**Task prompt:** Counting only lines that hold "this", give the total and nothing more.

-=-=-=-=-

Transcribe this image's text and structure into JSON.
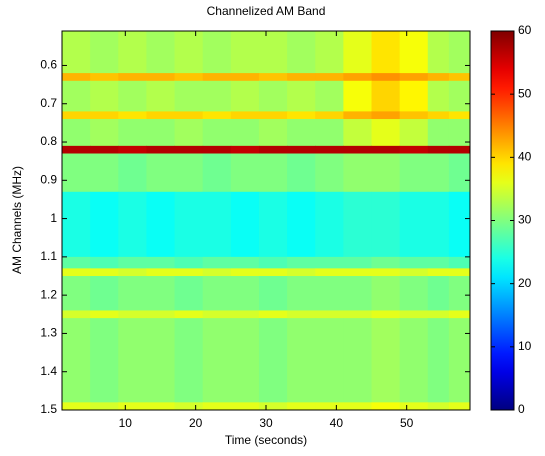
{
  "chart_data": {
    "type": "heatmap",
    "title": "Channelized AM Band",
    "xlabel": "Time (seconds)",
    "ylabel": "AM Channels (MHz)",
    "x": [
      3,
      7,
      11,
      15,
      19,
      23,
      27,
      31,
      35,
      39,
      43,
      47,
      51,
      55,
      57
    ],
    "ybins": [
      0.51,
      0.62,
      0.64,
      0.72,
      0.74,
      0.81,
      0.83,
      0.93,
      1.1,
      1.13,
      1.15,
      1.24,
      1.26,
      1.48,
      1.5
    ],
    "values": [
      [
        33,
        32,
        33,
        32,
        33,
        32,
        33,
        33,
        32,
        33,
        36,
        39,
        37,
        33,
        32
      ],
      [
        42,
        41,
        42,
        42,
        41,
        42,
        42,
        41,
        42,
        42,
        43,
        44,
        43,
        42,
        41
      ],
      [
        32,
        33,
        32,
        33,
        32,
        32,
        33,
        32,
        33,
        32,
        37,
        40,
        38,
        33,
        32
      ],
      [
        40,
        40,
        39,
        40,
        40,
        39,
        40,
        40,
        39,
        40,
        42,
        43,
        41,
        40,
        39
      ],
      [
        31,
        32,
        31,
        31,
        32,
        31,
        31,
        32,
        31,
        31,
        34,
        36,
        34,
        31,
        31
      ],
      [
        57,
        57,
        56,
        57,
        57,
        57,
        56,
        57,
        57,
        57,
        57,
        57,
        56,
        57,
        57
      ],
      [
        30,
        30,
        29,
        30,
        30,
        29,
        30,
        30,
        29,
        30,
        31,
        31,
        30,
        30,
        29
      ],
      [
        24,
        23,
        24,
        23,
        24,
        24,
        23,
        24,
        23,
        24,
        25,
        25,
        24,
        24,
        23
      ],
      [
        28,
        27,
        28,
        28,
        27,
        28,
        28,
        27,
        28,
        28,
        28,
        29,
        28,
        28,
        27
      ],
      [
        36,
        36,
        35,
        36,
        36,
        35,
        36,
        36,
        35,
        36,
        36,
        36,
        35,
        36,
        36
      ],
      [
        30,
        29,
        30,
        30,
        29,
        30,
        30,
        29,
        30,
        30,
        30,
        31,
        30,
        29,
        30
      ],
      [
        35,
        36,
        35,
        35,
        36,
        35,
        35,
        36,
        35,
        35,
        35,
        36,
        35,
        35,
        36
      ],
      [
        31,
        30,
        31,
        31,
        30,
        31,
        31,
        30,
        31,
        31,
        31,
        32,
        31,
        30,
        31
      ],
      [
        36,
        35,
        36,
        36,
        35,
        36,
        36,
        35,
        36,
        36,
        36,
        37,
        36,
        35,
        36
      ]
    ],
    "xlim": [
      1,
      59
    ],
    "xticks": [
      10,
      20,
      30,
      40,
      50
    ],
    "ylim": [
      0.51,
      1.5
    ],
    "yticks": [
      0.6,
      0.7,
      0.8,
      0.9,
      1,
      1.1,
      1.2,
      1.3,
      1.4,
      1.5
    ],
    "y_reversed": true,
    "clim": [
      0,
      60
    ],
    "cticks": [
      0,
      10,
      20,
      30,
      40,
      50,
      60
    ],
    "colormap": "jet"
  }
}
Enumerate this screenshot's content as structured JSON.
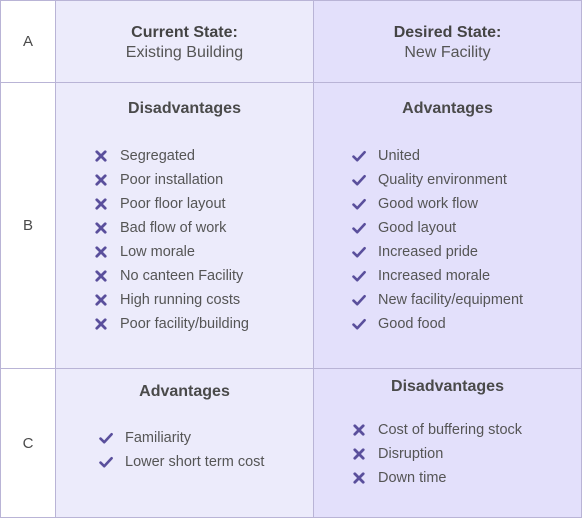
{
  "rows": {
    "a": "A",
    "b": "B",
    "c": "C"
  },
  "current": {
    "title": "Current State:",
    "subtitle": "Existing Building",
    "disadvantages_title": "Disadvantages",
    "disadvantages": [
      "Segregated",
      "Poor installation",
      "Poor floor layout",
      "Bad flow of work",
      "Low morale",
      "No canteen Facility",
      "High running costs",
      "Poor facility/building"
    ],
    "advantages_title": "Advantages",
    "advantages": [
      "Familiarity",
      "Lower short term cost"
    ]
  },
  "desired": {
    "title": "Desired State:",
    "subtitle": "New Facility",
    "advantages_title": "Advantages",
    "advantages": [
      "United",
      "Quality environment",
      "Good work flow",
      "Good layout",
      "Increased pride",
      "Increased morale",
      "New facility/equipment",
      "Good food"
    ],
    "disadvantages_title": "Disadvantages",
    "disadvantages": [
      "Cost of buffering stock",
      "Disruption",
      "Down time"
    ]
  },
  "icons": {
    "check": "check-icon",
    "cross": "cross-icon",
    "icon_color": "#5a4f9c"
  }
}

-=-=-=-=-

**Complete output:** 2